• MATERIAL SHOWN:
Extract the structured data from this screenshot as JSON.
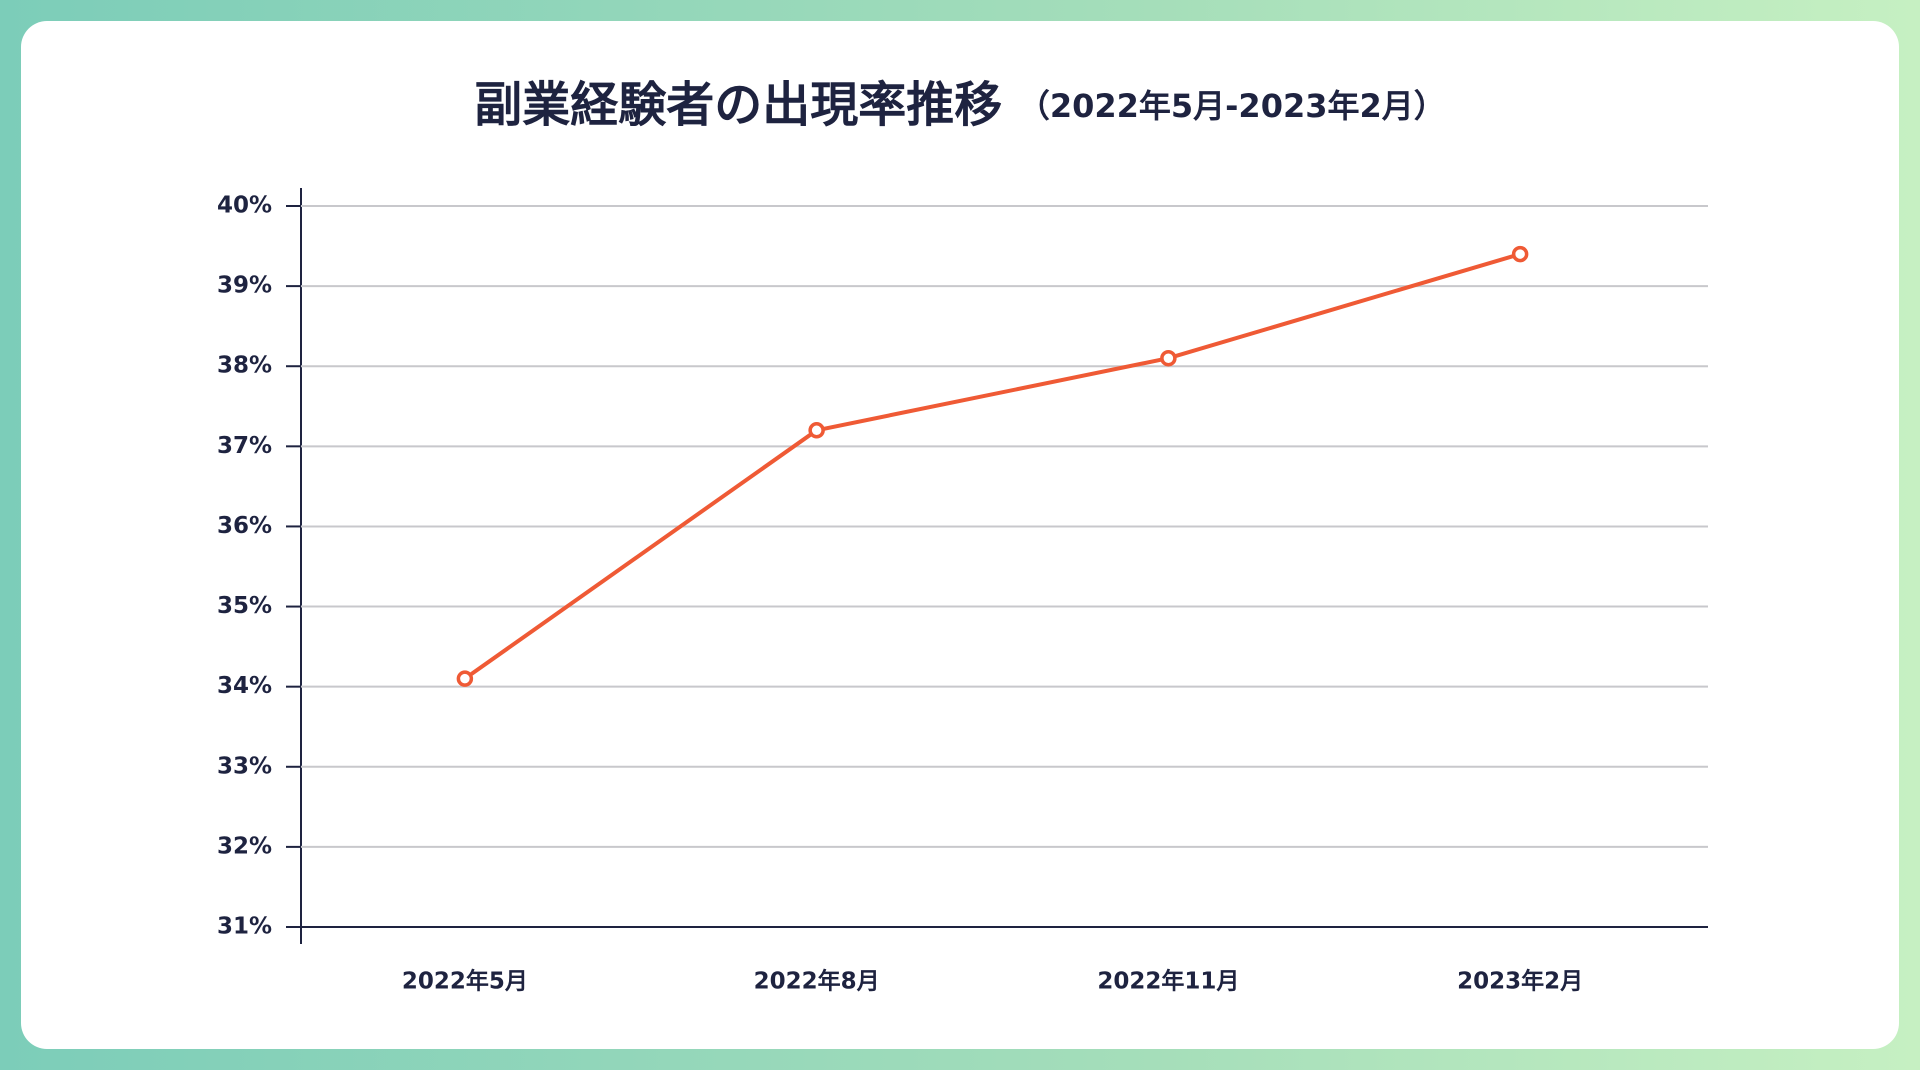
{
  "chart_data": {
    "type": "line",
    "title": "副業経験者の出現率推移",
    "subtitle": "（2022年5月-2023年2月）",
    "categories": [
      "2022年5月",
      "2022年8月",
      "2022年11月",
      "2023年2月"
    ],
    "values": [
      34.1,
      37.2,
      38.1,
      39.4
    ],
    "color": "#ef5a35",
    "ylim": [
      31,
      40
    ],
    "yticks": [
      {
        "value": 31,
        "label": "31%"
      },
      {
        "value": 32,
        "label": "32%"
      },
      {
        "value": 33,
        "label": "33%"
      },
      {
        "value": 34,
        "label": "34%"
      },
      {
        "value": 35,
        "label": "35%"
      },
      {
        "value": 36,
        "label": "36%"
      },
      {
        "value": 37,
        "label": "37%"
      },
      {
        "value": 38,
        "label": "38%"
      },
      {
        "value": 39,
        "label": "39%"
      },
      {
        "value": 40,
        "label": "40%"
      }
    ],
    "grid": true
  }
}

• TASK DIRECTIONS: Among the lines of the data above, count those holding "label" and state only the number.

• FULL SOLUTION: 10